# Input records start

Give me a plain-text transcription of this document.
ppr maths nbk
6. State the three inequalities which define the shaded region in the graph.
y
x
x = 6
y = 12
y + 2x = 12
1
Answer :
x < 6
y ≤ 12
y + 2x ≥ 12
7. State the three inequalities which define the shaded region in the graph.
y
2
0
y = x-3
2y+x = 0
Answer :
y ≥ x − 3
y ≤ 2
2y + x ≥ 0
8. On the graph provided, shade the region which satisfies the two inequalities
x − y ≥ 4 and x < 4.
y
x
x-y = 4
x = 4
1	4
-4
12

# Input records end

■ Exercise directions ■
Reproduce the listing in full. Keep it exactly as written.

■ Complete output ■
Give me a plain-text transcription of this document.
ppr maths nbk
6. State the three inequalities which define the shaded region in the graph.
y
x
x = 6
y = 12
y + 2x = 12
1
Answer :
x < 6
y ≤ 12
y + 2x ≥ 12
7. State the three inequalities which define the shaded region in the graph.
y
2
0
y = x-3
2y+x = 0
Answer :
y ≥ x − 3
y ≤ 2
2y + x ≥ 0
8. On the graph provided, shade the region which satisfies the two inequalities
x − y ≥ 4 and x < 4.
y
x
x-y = 4
x = 4
1	4
-4
12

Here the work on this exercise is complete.